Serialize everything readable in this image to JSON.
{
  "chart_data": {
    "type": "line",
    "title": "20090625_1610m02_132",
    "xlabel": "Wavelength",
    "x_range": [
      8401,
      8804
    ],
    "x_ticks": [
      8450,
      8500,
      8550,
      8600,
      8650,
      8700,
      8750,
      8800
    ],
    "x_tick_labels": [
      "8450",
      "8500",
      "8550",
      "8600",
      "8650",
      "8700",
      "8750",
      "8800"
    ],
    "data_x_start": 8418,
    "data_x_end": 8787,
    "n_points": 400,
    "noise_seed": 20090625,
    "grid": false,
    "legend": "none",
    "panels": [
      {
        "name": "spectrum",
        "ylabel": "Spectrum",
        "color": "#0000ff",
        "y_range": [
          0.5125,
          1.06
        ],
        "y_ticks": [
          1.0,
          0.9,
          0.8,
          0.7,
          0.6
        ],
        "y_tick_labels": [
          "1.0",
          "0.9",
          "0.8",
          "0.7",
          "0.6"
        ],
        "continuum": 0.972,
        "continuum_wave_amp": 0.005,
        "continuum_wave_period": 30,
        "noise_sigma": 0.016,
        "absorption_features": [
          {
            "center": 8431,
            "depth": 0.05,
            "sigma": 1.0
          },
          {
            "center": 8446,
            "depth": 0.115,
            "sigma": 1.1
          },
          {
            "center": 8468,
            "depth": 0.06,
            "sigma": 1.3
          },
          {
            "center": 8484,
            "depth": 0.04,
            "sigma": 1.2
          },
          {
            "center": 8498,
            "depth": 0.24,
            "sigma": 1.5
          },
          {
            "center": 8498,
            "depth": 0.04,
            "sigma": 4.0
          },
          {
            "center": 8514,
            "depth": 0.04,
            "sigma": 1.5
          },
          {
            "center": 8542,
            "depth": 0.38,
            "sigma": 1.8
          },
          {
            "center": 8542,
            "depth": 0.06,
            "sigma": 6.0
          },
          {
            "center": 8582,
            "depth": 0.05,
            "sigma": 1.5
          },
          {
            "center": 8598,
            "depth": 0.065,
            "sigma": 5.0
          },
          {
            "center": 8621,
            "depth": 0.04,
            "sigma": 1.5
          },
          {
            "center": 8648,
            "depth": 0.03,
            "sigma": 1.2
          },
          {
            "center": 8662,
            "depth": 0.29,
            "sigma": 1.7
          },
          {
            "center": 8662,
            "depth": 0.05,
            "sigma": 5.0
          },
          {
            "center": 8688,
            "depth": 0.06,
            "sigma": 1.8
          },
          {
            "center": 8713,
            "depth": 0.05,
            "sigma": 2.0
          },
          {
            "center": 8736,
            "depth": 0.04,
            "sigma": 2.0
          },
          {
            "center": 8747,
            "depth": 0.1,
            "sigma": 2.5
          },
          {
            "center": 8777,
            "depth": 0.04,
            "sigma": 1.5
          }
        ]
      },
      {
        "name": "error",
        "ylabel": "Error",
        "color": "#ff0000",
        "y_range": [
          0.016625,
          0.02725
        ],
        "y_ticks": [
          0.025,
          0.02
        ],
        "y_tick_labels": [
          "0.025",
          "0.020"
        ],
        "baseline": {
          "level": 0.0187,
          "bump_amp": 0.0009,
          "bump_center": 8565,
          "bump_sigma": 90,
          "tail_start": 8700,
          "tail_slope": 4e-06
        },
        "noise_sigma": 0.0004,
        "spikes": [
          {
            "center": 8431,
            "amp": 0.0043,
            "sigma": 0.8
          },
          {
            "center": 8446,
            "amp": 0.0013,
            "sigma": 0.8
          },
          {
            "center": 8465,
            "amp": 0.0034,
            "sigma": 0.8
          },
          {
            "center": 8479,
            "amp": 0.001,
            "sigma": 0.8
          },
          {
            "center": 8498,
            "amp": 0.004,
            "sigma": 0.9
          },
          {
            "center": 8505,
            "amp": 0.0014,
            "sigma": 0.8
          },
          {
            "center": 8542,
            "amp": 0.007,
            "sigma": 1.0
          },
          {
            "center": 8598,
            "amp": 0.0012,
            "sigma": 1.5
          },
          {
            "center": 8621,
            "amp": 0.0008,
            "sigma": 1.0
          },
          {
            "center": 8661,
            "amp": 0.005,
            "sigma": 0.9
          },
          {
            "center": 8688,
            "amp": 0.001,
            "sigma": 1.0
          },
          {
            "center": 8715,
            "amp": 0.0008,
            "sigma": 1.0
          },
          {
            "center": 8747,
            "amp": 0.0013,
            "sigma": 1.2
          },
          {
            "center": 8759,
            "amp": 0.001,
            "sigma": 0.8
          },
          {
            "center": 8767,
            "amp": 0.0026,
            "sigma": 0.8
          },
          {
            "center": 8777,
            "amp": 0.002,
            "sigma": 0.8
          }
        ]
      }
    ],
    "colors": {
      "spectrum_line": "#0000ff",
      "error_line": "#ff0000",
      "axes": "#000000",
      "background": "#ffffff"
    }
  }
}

• _YOUR GOAL_
Recopy the entries above exactly, with every line included.

• _RESPONSE_
Serialize everything readable in this image to JSON.
{
  "chart_data": {
    "type": "line",
    "title": "20090625_1610m02_132",
    "xlabel": "Wavelength",
    "x_range": [
      8401,
      8804
    ],
    "x_ticks": [
      8450,
      8500,
      8550,
      8600,
      8650,
      8700,
      8750,
      8800
    ],
    "x_tick_labels": [
      "8450",
      "8500",
      "8550",
      "8600",
      "8650",
      "8700",
      "8750",
      "8800"
    ],
    "data_x_start": 8418,
    "data_x_end": 8787,
    "n_points": 400,
    "noise_seed": 20090625,
    "grid": false,
    "legend": "none",
    "panels": [
      {
        "name": "spectrum",
        "ylabel": "Spectrum",
        "color": "#0000ff",
        "y_range": [
          0.5125,
          1.06
        ],
        "y_ticks": [
          1.0,
          0.9,
          0.8,
          0.7,
          0.6
        ],
        "y_tick_labels": [
          "1.0",
          "0.9",
          "0.8",
          "0.7",
          "0.6"
        ],
        "continuum": 0.972,
        "continuum_wave_amp": 0.005,
        "continuum_wave_period": 30,
        "noise_sigma": 0.016,
        "absorption_features": [
          {
            "center": 8431,
            "depth": 0.05,
            "sigma": 1.0
          },
          {
            "center": 8446,
            "depth": 0.115,
            "sigma": 1.1
          },
          {
            "center": 8468,
            "depth": 0.06,
            "sigma": 1.3
          },
          {
            "center": 8484,
            "depth": 0.04,
            "sigma": 1.2
          },
          {
            "center": 8498,
            "depth": 0.24,
            "sigma": 1.5
          },
          {
            "center": 8498,
            "depth": 0.04,
            "sigma": 4.0
          },
          {
            "center": 8514,
            "depth": 0.04,
            "sigma": 1.5
          },
          {
            "center": 8542,
            "depth": 0.38,
            "sigma": 1.8
          },
          {
            "center": 8542,
            "depth": 0.06,
            "sigma": 6.0
          },
          {
            "center": 8582,
            "depth": 0.05,
            "sigma": 1.5
          },
          {
            "center": 8598,
            "depth": 0.065,
            "sigma": 5.0
          },
          {
            "center": 8621,
            "depth": 0.04,
            "sigma": 1.5
          },
          {
            "center": 8648,
            "depth": 0.03,
            "sigma": 1.2
          },
          {
            "center": 8662,
            "depth": 0.29,
            "sigma": 1.7
          },
          {
            "center": 8662,
            "depth": 0.05,
            "sigma": 5.0
          },
          {
            "center": 8688,
            "depth": 0.06,
            "sigma": 1.8
          },
          {
            "center": 8713,
            "depth": 0.05,
            "sigma": 2.0
          },
          {
            "center": 8736,
            "depth": 0.04,
            "sigma": 2.0
          },
          {
            "center": 8747,
            "depth": 0.1,
            "sigma": 2.5
          },
          {
            "center": 8777,
            "depth": 0.04,
            "sigma": 1.5
          }
        ]
      },
      {
        "name": "error",
        "ylabel": "Error",
        "color": "#ff0000",
        "y_range": [
          0.016625,
          0.02725
        ],
        "y_ticks": [
          0.025,
          0.02
        ],
        "y_tick_labels": [
          "0.025",
          "0.020"
        ],
        "baseline": {
          "level": 0.0187,
          "bump_amp": 0.0009,
          "bump_center": 8565,
          "bump_sigma": 90,
          "tail_start": 8700,
          "tail_slope": 4e-06
        },
        "noise_sigma": 0.0004,
        "spikes": [
          {
            "center": 8431,
            "amp": 0.0043,
            "sigma": 0.8
          },
          {
            "center": 8446,
            "amp": 0.0013,
            "sigma": 0.8
          },
          {
            "center": 8465,
            "amp": 0.0034,
            "sigma": 0.8
          },
          {
            "center": 8479,
            "amp": 0.001,
            "sigma": 0.8
          },
          {
            "center": 8498,
            "amp": 0.004,
            "sigma": 0.9
          },
          {
            "center": 8505,
            "amp": 0.0014,
            "sigma": 0.8
          },
          {
            "center": 8542,
            "amp": 0.007,
            "sigma": 1.0
          },
          {
            "center": 8598,
            "amp": 0.0012,
            "sigma": 1.5
          },
          {
            "center": 8621,
            "amp": 0.0008,
            "sigma": 1.0
          },
          {
            "center": 8661,
            "amp": 0.005,
            "sigma": 0.9
          },
          {
            "center": 8688,
            "amp": 0.001,
            "sigma": 1.0
          },
          {
            "center": 8715,
            "amp": 0.0008,
            "sigma": 1.0
          },
          {
            "center": 8747,
            "amp": 0.0013,
            "sigma": 1.2
          },
          {
            "center": 8759,
            "amp": 0.001,
            "sigma": 0.8
          },
          {
            "center": 8767,
            "amp": 0.0026,
            "sigma": 0.8
          },
          {
            "center": 8777,
            "amp": 0.002,
            "sigma": 0.8
          }
        ]
      }
    ],
    "colors": {
      "spectrum_line": "#0000ff",
      "error_line": "#ff0000",
      "axes": "#000000",
      "background": "#ffffff"
    }
  }
}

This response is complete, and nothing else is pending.